#### PROVIDED MATERIAL ####

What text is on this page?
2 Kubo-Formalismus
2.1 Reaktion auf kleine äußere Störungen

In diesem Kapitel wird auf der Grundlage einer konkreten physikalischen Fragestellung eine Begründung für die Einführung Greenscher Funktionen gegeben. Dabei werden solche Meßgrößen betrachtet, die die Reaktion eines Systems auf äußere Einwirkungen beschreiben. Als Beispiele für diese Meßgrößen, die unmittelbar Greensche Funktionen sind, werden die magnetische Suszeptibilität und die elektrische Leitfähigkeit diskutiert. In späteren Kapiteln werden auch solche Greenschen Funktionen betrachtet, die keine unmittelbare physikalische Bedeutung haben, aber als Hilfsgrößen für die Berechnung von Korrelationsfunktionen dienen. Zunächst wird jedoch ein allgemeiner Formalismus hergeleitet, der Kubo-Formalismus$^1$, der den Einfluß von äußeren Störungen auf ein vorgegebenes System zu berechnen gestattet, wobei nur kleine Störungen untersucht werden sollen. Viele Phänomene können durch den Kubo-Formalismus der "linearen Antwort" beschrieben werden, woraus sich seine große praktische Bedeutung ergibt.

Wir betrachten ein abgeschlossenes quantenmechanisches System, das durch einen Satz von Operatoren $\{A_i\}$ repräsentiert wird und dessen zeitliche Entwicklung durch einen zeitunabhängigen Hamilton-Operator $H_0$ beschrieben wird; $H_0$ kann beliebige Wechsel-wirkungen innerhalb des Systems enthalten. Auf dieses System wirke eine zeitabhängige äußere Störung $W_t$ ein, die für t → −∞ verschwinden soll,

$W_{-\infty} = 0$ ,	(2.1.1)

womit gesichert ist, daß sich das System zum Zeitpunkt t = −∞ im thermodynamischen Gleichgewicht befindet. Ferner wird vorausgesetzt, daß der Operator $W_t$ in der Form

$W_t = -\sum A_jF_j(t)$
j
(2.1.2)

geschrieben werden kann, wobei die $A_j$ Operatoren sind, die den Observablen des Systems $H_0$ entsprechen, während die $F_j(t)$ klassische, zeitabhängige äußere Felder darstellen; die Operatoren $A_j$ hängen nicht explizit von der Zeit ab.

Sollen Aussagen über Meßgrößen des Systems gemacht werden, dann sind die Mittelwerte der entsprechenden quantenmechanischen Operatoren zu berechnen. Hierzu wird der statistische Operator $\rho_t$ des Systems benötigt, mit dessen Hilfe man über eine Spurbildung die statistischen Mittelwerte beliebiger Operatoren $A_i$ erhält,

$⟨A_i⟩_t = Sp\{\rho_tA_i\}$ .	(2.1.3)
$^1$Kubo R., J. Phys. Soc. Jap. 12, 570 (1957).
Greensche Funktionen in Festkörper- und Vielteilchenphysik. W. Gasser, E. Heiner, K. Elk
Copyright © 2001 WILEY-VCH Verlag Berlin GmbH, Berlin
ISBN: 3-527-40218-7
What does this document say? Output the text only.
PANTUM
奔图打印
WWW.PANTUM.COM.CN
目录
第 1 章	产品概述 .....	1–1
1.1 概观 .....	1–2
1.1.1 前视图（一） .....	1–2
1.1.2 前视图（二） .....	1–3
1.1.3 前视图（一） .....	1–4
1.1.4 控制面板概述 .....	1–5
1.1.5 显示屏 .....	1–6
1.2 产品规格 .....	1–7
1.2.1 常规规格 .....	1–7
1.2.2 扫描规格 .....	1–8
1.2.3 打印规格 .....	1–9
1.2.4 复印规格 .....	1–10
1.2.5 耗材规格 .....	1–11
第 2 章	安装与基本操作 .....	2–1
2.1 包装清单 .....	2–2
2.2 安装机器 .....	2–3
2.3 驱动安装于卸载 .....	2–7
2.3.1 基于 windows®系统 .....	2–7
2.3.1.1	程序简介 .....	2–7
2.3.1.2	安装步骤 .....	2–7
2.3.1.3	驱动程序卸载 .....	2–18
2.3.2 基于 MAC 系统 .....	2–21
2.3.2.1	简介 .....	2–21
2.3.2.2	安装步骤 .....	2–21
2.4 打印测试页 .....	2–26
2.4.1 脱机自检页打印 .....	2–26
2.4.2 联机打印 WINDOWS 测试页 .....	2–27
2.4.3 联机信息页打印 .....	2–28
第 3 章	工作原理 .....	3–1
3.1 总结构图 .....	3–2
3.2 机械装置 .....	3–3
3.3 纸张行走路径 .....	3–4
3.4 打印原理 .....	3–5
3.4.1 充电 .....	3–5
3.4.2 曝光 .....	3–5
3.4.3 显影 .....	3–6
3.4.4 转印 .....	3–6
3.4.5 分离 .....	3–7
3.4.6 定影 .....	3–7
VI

####

▸ **WHAT IS BEING ASKED**:
Repeat the material word for word, in full.

▸ **WRITTEN SOLUTION**:
What text is on this page?
2 Kubo-Formalismus
2.1 Reaktion auf kleine äußere Störungen

In diesem Kapitel wird auf der Grundlage einer konkreten physikalischen Fragestellung eine Begründung für die Einführung Greenscher Funktionen gegeben. Dabei werden solche Meßgrößen betrachtet, die die Reaktion eines Systems auf äußere Einwirkungen beschreiben. Als Beispiele für diese Meßgrößen, die unmittelbar Greensche Funktionen sind, werden die magnetische Suszeptibilität und die elektrische Leitfähigkeit diskutiert. In späteren Kapiteln werden auch solche Greenschen Funktionen betrachtet, die keine unmittelbare physikalische Bedeutung haben, aber als Hilfsgrößen für die Berechnung von Korrelationsfunktionen dienen. Zunächst wird jedoch ein allgemeiner Formalismus hergeleitet, der Kubo-Formalismus$^1$, der den Einfluß von äußeren Störungen auf ein vorgegebenes System zu berechnen gestattet, wobei nur kleine Störungen untersucht werden sollen. Viele Phänomene können durch den Kubo-Formalismus der "linearen Antwort" beschrieben werden, woraus sich seine große praktische Bedeutung ergibt.

Wir betrachten ein abgeschlossenes quantenmechanisches System, das durch einen Satz von Operatoren $\{A_i\}$ repräsentiert wird und dessen zeitliche Entwicklung durch einen zeitunabhängigen Hamilton-Operator $H_0$ beschrieben wird; $H_0$ kann beliebige Wechsel-wirkungen innerhalb des Systems enthalten. Auf dieses System wirke eine zeitabhängige äußere Störung $W_t$ ein, die für t → −∞ verschwinden soll,

$W_{-\infty} = 0$ ,	(2.1.1)

womit gesichert ist, daß sich das System zum Zeitpunkt t = −∞ im thermodynamischen Gleichgewicht befindet. Ferner wird vorausgesetzt, daß der Operator $W_t$ in der Form

$W_t = -\sum A_jF_j(t)$
j
(2.1.2)

geschrieben werden kann, wobei die $A_j$ Operatoren sind, die den Observablen des Systems $H_0$ entsprechen, während die $F_j(t)$ klassische, zeitabhängige äußere Felder darstellen; die Operatoren $A_j$ hängen nicht explizit von der Zeit ab.

Sollen Aussagen über Meßgrößen des Systems gemacht werden, dann sind die Mittelwerte der entsprechenden quantenmechanischen Operatoren zu berechnen. Hierzu wird der statistische Operator $\rho_t$ des Systems benötigt, mit dessen Hilfe man über eine Spurbildung die statistischen Mittelwerte beliebiger Operatoren $A_i$ erhält,

$⟨A_i⟩_t = Sp\{\rho_tA_i\}$ .	(2.1.3)
$^1$Kubo R., J. Phys. Soc. Jap. 12, 570 (1957).
Greensche Funktionen in Festkörper- und Vielteilchenphysik. W. Gasser, E. Heiner, K. Elk
Copyright © 2001 WILEY-VCH Verlag Berlin GmbH, Berlin
ISBN: 3-527-40218-7
What does this document say? Output the text only.
PANTUM
奔图打印
WWW.PANTUM.COM.CN
目录
第 1 章	产品概述 .....	1–1
1.1 概观 .....	1–2
1.1.1 前视图（一） .....	1–2
1.1.2 前视图（二） .....	1–3
1.1.3 前视图（一） .....	1–4
1.1.4 控制面板概述 .....	1–5
1.1.5 显示屏 .....	1–6
1.2 产品规格 .....	1–7
1.2.1 常规规格 .....	1–7
1.2.2 扫描规格 .....	1–8
1.2.3 打印规格 .....	1–9
1.2.4 复印规格 .....	1–10
1.2.5 耗材规格 .....	1–11
第 2 章	安装与基本操作 .....	2–1
2.1 包装清单 .....	2–2
2.2 安装机器 .....	2–3
2.3 驱动安装于卸载 .....	2–7
2.3.1 基于 windows®系统 .....	2–7
2.3.1.1	程序简介 .....	2–7
2.3.1.2	安装步骤 .....	2–7
2.3.1.3	驱动程序卸载 .....	2–18
2.3.2 基于 MAC 系统 .....	2–21
2.3.2.1	简介 .....	2–21
2.3.2.2	安装步骤 .....	2–21
2.4 打印测试页 .....	2–26
2.4.1 脱机自检页打印 .....	2–26
2.4.2 联机打印 WINDOWS 测试页 .....	2–27
2.4.3 联机信息页打印 .....	2–28
第 3 章	工作原理 .....	3–1
3.1 总结构图 .....	3–2
3.2 机械装置 .....	3–3
3.3 纸张行走路径 .....	3–4
3.4 打印原理 .....	3–5
3.4.1 充电 .....	3–5
3.4.2 曝光 .....	3–5
3.4.3 显影 .....	3–6
3.4.4 转印 .....	3–6
3.4.5 分离 .....	3–7
3.4.6 定影 .....	3–7
VI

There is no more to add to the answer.